Extrait source:
○ ○ ○ ○ ○ ○ ○

Réalisé par Harry Kumel ( Belgique, France) Date de sortie : 22 octobre 1971

Avec Delphine Seyrig, Daniele Ouimet, John Karlen…

Présent cette année en tant que membre du jury, le belge Harry Kümel se voit l’honneur d’avoir un de ses films présentés au sein de la rétrospective Chromosome XX. Les Lèvres Rouges sortit au début des années 70 reste l’une de ses œuvres les plus connues. Le film met en scène la mythique Comtesse Elisabeth Bathory, une hongroise adepte de bains de sang de vierges. C’est d’ailleurs la grande Delphine Seyrig qui prête ses traits à cette figure mythique. Contrairement à des films comme La Comtesse (déjà présenté au FEFFS), le cinéaste belge place son histoire au XXème siècle. Alors qu’un couple passe sa lune de miel dans un hôtel vide d’Ostende, leur rencontre avec la comtesse Bathory va bouleverser leur vie.

En incorporant le mythe de Bathory à l’époque actuelle, Kümel s’amuse aussi à revisiter le personnage. Pas de bain de sang au programme bien qu’ils soient mentionnés, mais plutôt un jeu de manipulation sexuelle. L’ambiance du film, baroque à souhait, rappelle par ailleurs cette vague de cinéma fantastico-érotique qui a émergé dans les années 60-70 avec des cinéastes comme Jess Franco ou Jean Rollin en France. Bien que la comtesse soit représentée comme un vampire, le film joue beaucoup plus avec la suggestion et la création d’une tension sexuelle. Il faut dire que Delphine Seyrig est incroyablement vénéneuse dans ce rôle qui lui sied à merveille. Tournant peut-être un peu en rond à certains moments, Les Lèvres Rouges n’en reste pas moins une œuvre séduisante.

○ ○ ○ ○ ○ ○ ○

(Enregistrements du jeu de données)
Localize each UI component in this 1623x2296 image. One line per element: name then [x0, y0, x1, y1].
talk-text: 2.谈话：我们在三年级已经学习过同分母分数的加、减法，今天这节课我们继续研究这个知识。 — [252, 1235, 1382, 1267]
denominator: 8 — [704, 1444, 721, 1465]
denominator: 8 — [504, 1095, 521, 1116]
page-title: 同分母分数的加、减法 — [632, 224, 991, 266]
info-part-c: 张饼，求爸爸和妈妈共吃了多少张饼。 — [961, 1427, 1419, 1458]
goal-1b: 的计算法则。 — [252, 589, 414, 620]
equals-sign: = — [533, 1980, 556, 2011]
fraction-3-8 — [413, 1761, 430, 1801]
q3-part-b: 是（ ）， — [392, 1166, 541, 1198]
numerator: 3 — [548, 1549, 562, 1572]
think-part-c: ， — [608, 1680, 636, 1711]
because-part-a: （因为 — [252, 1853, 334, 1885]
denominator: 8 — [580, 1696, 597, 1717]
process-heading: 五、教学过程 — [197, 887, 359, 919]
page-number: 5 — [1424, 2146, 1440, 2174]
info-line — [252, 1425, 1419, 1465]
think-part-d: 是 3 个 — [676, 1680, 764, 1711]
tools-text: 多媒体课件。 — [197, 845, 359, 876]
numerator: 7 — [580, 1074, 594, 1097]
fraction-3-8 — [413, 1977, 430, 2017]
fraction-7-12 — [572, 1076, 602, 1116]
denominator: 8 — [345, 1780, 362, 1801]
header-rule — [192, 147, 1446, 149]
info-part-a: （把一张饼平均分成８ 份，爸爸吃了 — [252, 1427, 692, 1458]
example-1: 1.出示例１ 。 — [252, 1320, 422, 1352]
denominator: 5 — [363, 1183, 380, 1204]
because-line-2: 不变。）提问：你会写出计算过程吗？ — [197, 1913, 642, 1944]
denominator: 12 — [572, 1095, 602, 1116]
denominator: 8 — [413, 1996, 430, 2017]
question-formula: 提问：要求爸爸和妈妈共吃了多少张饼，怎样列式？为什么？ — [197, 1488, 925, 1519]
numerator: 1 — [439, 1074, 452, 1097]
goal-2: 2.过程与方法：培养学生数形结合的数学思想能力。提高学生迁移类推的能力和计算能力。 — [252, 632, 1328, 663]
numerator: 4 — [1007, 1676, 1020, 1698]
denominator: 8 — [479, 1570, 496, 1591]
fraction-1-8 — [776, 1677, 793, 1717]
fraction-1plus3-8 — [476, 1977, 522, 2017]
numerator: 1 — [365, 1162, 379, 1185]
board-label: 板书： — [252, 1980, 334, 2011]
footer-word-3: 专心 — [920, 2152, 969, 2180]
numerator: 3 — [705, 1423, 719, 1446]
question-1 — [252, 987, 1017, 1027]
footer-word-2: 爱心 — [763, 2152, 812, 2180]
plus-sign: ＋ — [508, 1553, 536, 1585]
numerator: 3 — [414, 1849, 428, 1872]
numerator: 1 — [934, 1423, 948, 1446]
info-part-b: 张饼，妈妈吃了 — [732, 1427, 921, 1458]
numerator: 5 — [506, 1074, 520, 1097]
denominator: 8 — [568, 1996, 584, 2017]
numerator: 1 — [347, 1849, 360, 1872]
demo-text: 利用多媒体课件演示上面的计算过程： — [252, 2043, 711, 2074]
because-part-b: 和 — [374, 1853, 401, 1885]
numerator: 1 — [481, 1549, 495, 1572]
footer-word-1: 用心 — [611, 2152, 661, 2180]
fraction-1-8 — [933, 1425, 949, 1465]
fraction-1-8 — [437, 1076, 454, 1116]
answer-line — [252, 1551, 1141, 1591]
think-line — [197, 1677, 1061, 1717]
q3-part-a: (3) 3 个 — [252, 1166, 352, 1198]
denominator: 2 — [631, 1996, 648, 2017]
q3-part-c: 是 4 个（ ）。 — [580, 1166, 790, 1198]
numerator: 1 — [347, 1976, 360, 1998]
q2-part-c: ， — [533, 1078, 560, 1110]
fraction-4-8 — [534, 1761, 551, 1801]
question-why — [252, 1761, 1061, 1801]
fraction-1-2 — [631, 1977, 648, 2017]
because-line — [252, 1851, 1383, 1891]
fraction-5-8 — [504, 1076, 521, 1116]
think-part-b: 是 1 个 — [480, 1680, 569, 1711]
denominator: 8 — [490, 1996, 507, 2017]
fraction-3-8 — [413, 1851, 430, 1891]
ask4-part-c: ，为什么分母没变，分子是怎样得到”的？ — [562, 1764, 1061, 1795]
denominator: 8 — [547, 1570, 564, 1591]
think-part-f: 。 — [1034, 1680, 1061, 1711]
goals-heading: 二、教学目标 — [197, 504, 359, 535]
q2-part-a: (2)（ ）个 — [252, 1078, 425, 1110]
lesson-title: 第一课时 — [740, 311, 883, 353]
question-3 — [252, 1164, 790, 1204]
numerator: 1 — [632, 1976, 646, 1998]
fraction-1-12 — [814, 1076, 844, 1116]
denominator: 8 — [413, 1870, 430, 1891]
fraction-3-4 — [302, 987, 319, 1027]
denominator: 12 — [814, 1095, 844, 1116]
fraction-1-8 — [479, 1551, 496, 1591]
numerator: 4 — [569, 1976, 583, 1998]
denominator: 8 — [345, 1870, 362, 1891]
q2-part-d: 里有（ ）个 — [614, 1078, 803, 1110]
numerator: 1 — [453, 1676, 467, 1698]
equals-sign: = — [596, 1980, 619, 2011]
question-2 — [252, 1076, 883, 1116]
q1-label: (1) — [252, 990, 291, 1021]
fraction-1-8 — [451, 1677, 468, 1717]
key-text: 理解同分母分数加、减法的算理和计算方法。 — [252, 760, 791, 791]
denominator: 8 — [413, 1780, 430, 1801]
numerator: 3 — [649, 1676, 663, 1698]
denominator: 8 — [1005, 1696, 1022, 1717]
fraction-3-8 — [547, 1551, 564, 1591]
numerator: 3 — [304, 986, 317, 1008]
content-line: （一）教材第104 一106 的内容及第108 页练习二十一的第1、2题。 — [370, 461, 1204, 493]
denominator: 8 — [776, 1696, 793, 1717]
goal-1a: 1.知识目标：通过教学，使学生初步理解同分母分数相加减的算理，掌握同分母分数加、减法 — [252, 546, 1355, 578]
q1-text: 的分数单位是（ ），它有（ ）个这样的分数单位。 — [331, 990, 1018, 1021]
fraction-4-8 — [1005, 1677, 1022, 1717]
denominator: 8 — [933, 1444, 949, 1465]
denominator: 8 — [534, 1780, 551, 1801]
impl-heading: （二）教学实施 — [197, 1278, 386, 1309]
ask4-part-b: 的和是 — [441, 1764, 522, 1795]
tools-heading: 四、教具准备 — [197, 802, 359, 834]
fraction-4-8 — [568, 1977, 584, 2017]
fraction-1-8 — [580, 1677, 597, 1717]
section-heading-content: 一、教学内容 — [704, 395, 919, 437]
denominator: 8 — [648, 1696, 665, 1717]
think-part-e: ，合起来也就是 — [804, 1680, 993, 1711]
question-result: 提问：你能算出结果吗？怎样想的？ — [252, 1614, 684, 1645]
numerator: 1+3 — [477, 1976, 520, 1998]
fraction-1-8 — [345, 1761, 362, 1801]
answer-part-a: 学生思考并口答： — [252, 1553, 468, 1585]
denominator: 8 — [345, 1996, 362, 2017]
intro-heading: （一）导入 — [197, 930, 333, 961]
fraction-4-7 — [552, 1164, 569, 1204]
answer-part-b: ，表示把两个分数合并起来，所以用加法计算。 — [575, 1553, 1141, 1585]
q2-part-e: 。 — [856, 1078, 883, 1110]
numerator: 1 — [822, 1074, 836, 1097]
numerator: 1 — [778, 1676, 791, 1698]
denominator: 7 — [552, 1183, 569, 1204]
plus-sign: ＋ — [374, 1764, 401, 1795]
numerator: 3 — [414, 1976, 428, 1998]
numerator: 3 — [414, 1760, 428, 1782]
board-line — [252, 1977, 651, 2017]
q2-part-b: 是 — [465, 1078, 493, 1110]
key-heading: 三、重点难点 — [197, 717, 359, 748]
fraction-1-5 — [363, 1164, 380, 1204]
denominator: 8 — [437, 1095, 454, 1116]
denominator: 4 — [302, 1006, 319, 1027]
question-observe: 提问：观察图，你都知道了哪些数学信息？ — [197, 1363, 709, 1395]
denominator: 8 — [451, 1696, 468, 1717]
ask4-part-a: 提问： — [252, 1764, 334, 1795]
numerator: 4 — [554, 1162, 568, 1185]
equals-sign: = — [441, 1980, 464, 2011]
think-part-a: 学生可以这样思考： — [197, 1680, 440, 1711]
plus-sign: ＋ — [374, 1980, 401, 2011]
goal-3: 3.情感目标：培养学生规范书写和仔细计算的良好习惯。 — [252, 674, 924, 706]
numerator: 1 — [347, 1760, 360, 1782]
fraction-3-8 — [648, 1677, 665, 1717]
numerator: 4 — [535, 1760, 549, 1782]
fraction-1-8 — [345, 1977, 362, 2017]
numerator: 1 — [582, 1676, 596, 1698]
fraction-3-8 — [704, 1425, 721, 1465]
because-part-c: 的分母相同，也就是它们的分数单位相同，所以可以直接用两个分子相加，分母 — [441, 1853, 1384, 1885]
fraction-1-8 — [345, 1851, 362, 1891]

○ ○ ○ ○ ○ ○ ○

Consignes:
• A. Recopiez intégralement, sans la moindre modification, la critique du film Les Lèvres Rouges.
• B. Restituez sous forme de liste JSON de chaînes, à raison d'une chaîne par ligne et en omettant les lignes vides, les lignes des enregistrements depuis la toute première jusqu'à celle contenant « info-part-c: 张饼，求爸爸和妈妈共吃了多少张饼。 — », incluse, et celles-ci seulement.
Le texte et les enregistrements n'ont aucun lien entre eux.

Réponses par consigne:
• A.
Réalisé par Harry Kumel ( Belgique, France) Date de sortie : 22 octobre 1971

Avec Delphine Seyrig, Daniele Ouimet, John Karlen…

Présent cette année en tant que membre du jury, le belge Harry Kümel se voit l’honneur d’avoir un de ses films présentés au sein de la rétrospective Chromosome XX. Les Lèvres Rouges sortit au début des années 70 reste l’une de ses œuvres les plus connues. Le film met en scène la mythique Comtesse Elisabeth Bathory, une hongroise adepte de bains de sang de vierges. C’est d’ailleurs la grande Delphine Seyrig qui prête ses traits à cette figure mythique. Contrairement à des films comme La Comtesse (déjà présenté au FEFFS), le cinéaste belge place son histoire au XXème siècle. Alors qu’un couple passe sa lune de miel dans un hôtel vide d’Ostende, leur rencontre avec la comtesse Bathory va bouleverser leur vie.

En incorporant le mythe de Bathory à l’époque actuelle, Kümel s’amuse aussi à revisiter le personnage. Pas de bain de sang au programme bien qu’ils soient mentionnés, mais plutôt un jeu de manipulation sexuelle. L’ambiance du film, baroque à souhait, rappelle par ailleurs cette vague de cinéma fantastico-érotique qui a émergé dans les années 60-70 avec des cinéastes comme Jess Franco ou Jean Rollin en France. Bien que la comtesse soit représentée comme un vampire, le film joue beaucoup plus avec la suggestion et la création d’une tension sexuelle. Il faut dire que Delphine Seyrig est incroyablement vénéneuse dans ce rôle qui lui sied à merveille. Tournant peut-être un peu en rond à certains moments, Les Lèvres Rouges n’en reste pas moins une œuvre séduisante.

• B.
[
  "Localize each UI component in this 1623x2296 image. One line per element: name then [x0, y0, x1, y1].",
  "talk-text: 2.谈话：我们在三年级已经学习过同分母分数的加、减法，今天这节课我们继续研究这个知识。 — [252, 1235, 1382, 1267]",
  "denominator: 8 — [704, 1444, 721, 1465]",
  "denominator: 8 — [504, 1095, 521, 1116]",
  "page-title: 同分母分数的加、减法 — [632, 224, 991, 266]",
  "info-part-c: 张饼，求爸爸和妈妈共吃了多少张饼。 — [961, 1427, 1419, 1458]"
]